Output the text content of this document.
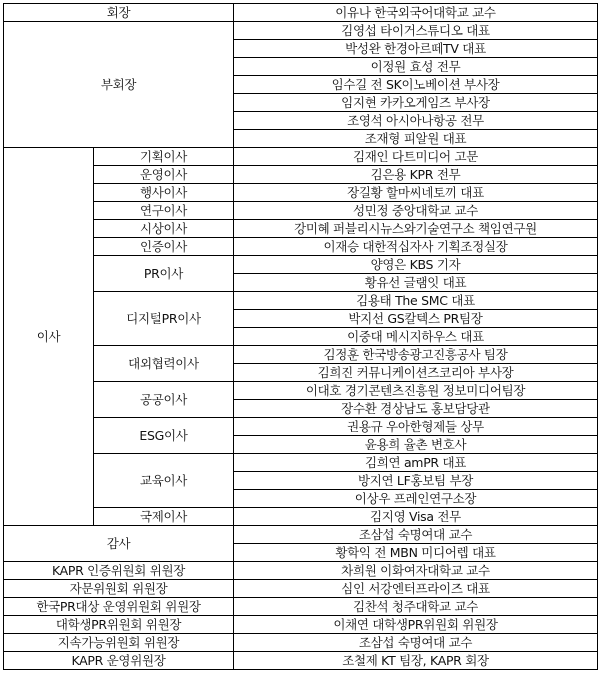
회장		이유나 한국외국어대학교 교수
부회장		김영섭 타이거스튜디오 대표
		박성완 한경아르떼TV 대표
		이정원 효성 전무
		임수길 전 SK이노베이션 부사장
		임지현 카카오게임즈 부사장
		조영석 아시아나항공 전무
		조재형 피알원 대표
이사	기획이사	김재인 다트미디어 고문
	운영이사	김은용 KPR 전무
	행사이사	장길황 할마씨네토끼 대표
	연구이사	성민정 중앙대학교 교수
	시상이사	강미혜 퍼블리시뉴스와기술연구소 책임연구원
	인증이사	이재승 대한적십자사 기획조정실장
	PR이사	양영은 KBS 기자
		황유선 글램잇 대표
	디지털PR이사	김용태 The SMC 대표
		박지선 GS칼텍스 PR팀장
		이중대 메시지하우스 대표
	대외협력이사	김정훈 한국방송광고진흥공사 팀장
		김희진 커뮤니케이션즈코리아 부사장
	공공이사	이대호 경기콘텐츠진흥원 정보미디어팀장
		장수환 경상남도 홍보담당관
	ESG이사	권용규 우아한형제들 상무
		윤용희 율촌 변호사
	교육이사	김희연 amPR 대표
		방지연 LF홍보팀 부장
		이상우 프레인연구소장
	국제이사	김지영 Visa 전무
감사		조삼섭 숙명여대 교수
		황학익 전 MBN 미디어렙 대표
KAPR 인증위원회 위원장		차희원 이화여자대학교 교수
자문위원회 위원장		심인 서강엔터프라이즈 대표
한국PR대상 운영위원회 위원장		김찬석 청주대학교 교수
대학생PR위원회 위원장		이채연 대학생PR위원회 위원장
지속가능위원회 위원장		조삼섭 숙명여대 교수
KAPR 운영위원장		조철제 KT 팀장, KAPR 회장
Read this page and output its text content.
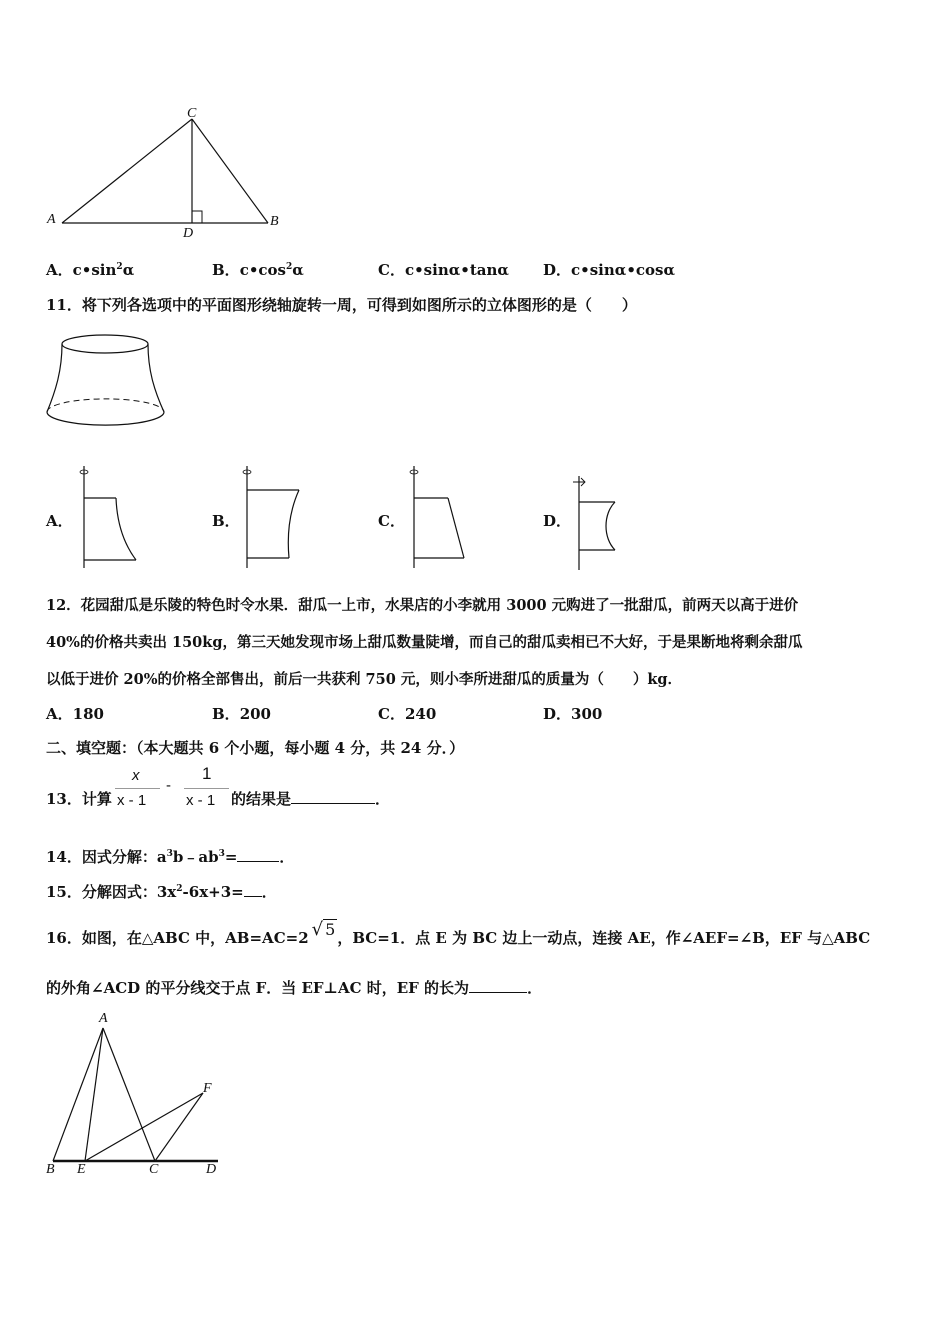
C
A	B
D
A．$c•\sin^2\alpha$	B．$c•\cos^2\alpha$	C．c•sinα•tanα D．c•sinα•cosα
11．将下列各选项中的平面图形绕轴旋转一周，可得到如图所示的立体图形的是（　　）
A．	B．	C．	D．
12．花园甜瓜是乐陵的特色时令水果．甜瓜一上市，水果店的小李就用 3000 元购进了一批甜瓜，前两天以高于进价
40%的价格共卖出 150kg，第三天她发现市场上甜瓜数量陡增，而自己的甜瓜卖相已不大好，于是果断地将剩余甜瓜
以低于进价 20%的价格全部售出，前后一共获利 750 元，则小李所进甜瓜的质量为（　　）kg．
A．180	B．200	C．240	D．300
二、填空题：（本大题共 6 个小题，每小题 4 分，共 24 分．）
13．计算
x
x - 1
-
1
x - 1 的结果是	．
14．因式分解：$a^3b﹣ab^3=$	．
15．分解因式：$3x^2-6x+3=$ ．
16．如图，在△ABC 中，AB=AC=2 √ 5 ，BC=1．点 E 为 BC 边上一动点，连接 AE，作∠AEF=∠B，EF 与△ABC
的外角∠ACD 的平分线交于点 F．当 EF⊥AC 时，EF 的长为	．
A
F
B E	C	D
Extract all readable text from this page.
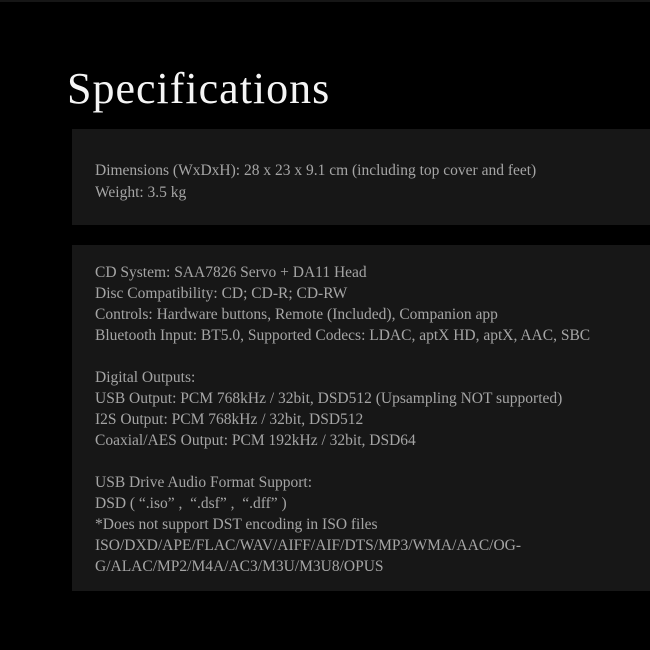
Specifications
Dimensions (WxDxH): 28 x 23 x 9.1 cm (including top cover and feet)
Weight: 3.5 kg
CD System: SAA7826 Servo + DA11 Head
Disc Compatibility: CD; CD-R; CD-RW
Controls: Hardware buttons, Remote (Included), Companion app
Bluetooth Input: BT5.0, Supported Codecs: LDAC, aptX HD, aptX, AAC, SBC
Digital Outputs:
USB Output: PCM 768kHz / 32bit, DSD512 (Upsampling NOT supported)
I2S Output: PCM 768kHz / 32bit, DSD512
Coaxial/AES Output: PCM 192kHz / 32bit, DSD64
USB Drive Audio Format Support:
DSD ( “.iso” ,  “.dsf” ,  “.dff” )
*Does not support DST encoding in ISO files
ISO/DXD/APE/FLAC/WAV/AIFF/AIF/DTS/MP3/WMA/AAC/OG-
G/ALAC/MP2/M4A/AC3/M3U/M3U8/OPUS
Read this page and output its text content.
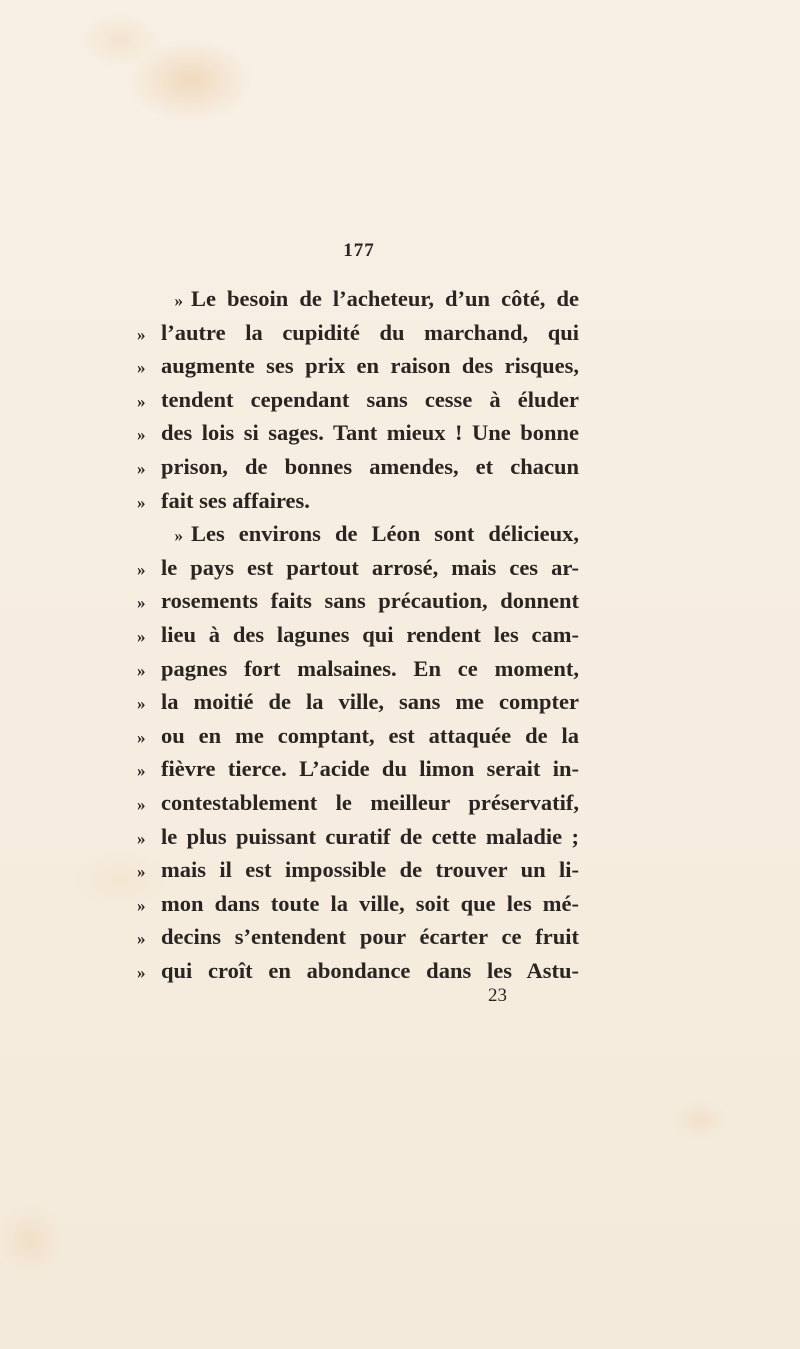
177
» Le besoin de l’acheteur, d’un côté, de
» l’autre la cupidité du marchand, qui
» augmente ses prix en raison des risques,
» tendent cependant sans cesse à éluder
» des lois si sages. Tant mieux ! Une bonne
» prison, de bonnes amendes, et chacun
» fait ses affaires.
» Les environs de Léon sont délicieux,
» le pays est partout arrosé, mais ces ar-
» rosements faits sans précaution, donnent
» lieu à des lagunes qui rendent les cam-
» pagnes fort malsaines. En ce moment,
» la moitié de la ville, sans me compter
» ou en me comptant, est attaquée de la
» fièvre tierce. L’acide du limon serait in-
» contestablement le meilleur préservatif,
» le plus puissant curatif de cette maladie ;
» mais il est impossible de trouver un li-
» mon dans toute la ville, soit que les mé-
» decins s’entendent pour écarter ce fruit
» qui croît en abondance dans les Astu-
23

• AIM OF THE TASK: Retype everything in the material word for word, minus pictures.

• RESULT OF THIS EXERCISE:
Output the text content of this document.
회장		이유나 한국외국어대학교 교수
부회장		김영섭 타이거스튜디오 대표
		박성완 한경아르떼TV 대표
		이정원 효성 전무
		임수길 전 SK이노베이션 부사장
		임지현 카카오게임즈 부사장
		조영석 아시아나항공 전무
		조재형 피알원 대표
이사	기획이사	김재인 다트미디어 고문
	운영이사	김은용 KPR 전무
	행사이사	장길황 할마씨네토끼 대표
	연구이사	성민정 중앙대학교 교수
	시상이사	강미혜 퍼블리시뉴스와기술연구소 책임연구원
	인증이사	이재승 대한적십자사 기획조정실장
	PR이사	양영은 KBS 기자
		황유선 글램잇 대표
	디지털PR이사	김용태 The SMC 대표
		박지선 GS칼텍스 PR팀장
		이중대 메시지하우스 대표
	대외협력이사	김정훈 한국방송광고진흥공사 팀장
		김희진 커뮤니케이션즈코리아 부사장
	공공이사	이대호 경기콘텐츠진흥원 정보미디어팀장
		장수환 경상남도 홍보담당관
	ESG이사	권용규 우아한형제들 상무
		윤용희 율촌 변호사
	교육이사	김희연 amPR 대표
		방지연 LF홍보팀 부장
		이상우 프레인연구소장
	국제이사	김지영 Visa 전무
감사		조삼섭 숙명여대 교수
		황학익 전 MBN 미디어렙 대표
KAPR 인증위원회 위원장		차희원 이화여자대학교 교수
자문위원회 위원장		심인 서강엔터프라이즈 대표
한국PR대상 운영위원회 위원장		김찬석 청주대학교 교수
대학생PR위원회 위원장		이채연 대학생PR위원회 위원장
지속가능위원회 위원장		조삼섭 숙명여대 교수
KAPR 운영위원장		조철제 KT 팀장, KAPR 회장
Read this page and output its text content.
C
A	B
D
A．$c•\sin^2\alpha$	B．$c•\cos^2\alpha$	C．c•sinα•tanα D．c•sinα•cosα
11．将下列各选项中的平面图形绕轴旋转一周，可得到如图所示的立体图形的是（　　）
A．	B．	C．	D．
12．花园甜瓜是乐陵的特色时令水果．甜瓜一上市，水果店的小李就用 3000 元购进了一批甜瓜，前两天以高于进价
40%的价格共卖出 150kg，第三天她发现市场上甜瓜数量陡增，而自己的甜瓜卖相已不大好，于是果断地将剩余甜瓜
以低于进价 20%的价格全部售出，前后一共获利 750 元，则小李所进甜瓜的质量为（　　）kg．
A．180	B．200	C．240	D．300
二、填空题：（本大题共 6 个小题，每小题 4 分，共 24 分．）
13．计算
x
x - 1
-
1
x - 1 的结果是	．
14．因式分解：$a^3b﹣ab^3=$	．
15．分解因式：$3x^2-6x+3=$ ．
16．如图，在△ABC 中，AB=AC=2 √ 5 ，BC=1．点 E 为 BC 边上一动点，连接 AE，作∠AEF=∠B，EF 与△ABC
的外角∠ACD 的平分线交于点 F．当 EF⊥AC 时，EF 的长为	．
A
F
B E	C	D
Extract all readable text from this page.
Specifications
Dimensions (WxDxH): 28 x 23 x 9.1 cm (including top cover and feet)
Weight: 3.5 kg
CD System: SAA7826 Servo + DA11 Head
Disc Compatibility: CD; CD-R; CD-RW
Controls: Hardware buttons, Remote (Included), Companion app
Bluetooth Input: BT5.0, Supported Codecs: LDAC, aptX HD, aptX, AAC, SBC
Digital Outputs:
USB Output: PCM 768kHz / 32bit, DSD512 (Upsampling NOT supported)
I2S Output: PCM 768kHz / 32bit, DSD512
Coaxial/AES Output: PCM 192kHz / 32bit, DSD64
USB Drive Audio Format Support:
DSD ( “.iso” ,  “.dsf” ,  “.dff” )
*Does not support DST encoding in ISO files
ISO/DXD/APE/FLAC/WAV/AIFF/AIF/DTS/MP3/WMA/AAC/OG-
G/ALAC/MP2/M4A/AC3/M3U/M3U8/OPUS
Read this page and output its text content.
177
» Le besoin de l’acheteur, d’un côté, de
» l’autre la cupidité du marchand, qui
» augmente ses prix en raison des risques,
» tendent cependant sans cesse à éluder
» des lois si sages. Tant mieux ! Une bonne
» prison, de bonnes amendes, et chacun
» fait ses affaires.
» Les environs de Léon sont délicieux,
» le pays est partout arrosé, mais ces ar-
» rosements faits sans précaution, donnent
» lieu à des lagunes qui rendent les cam-
» pagnes fort malsaines. En ce moment,
» la moitié de la ville, sans me compter
» ou en me comptant, est attaquée de la
» fièvre tierce. L’acide du limon serait in-
» contestablement le meilleur préservatif,
» le plus puissant curatif de cette maladie ;
» mais il est impossible de trouver un li-
» mon dans toute la ville, soit que les mé-
» decins s’entendent pour écarter ce fruit
» qui croît en abondance dans les Astu-
23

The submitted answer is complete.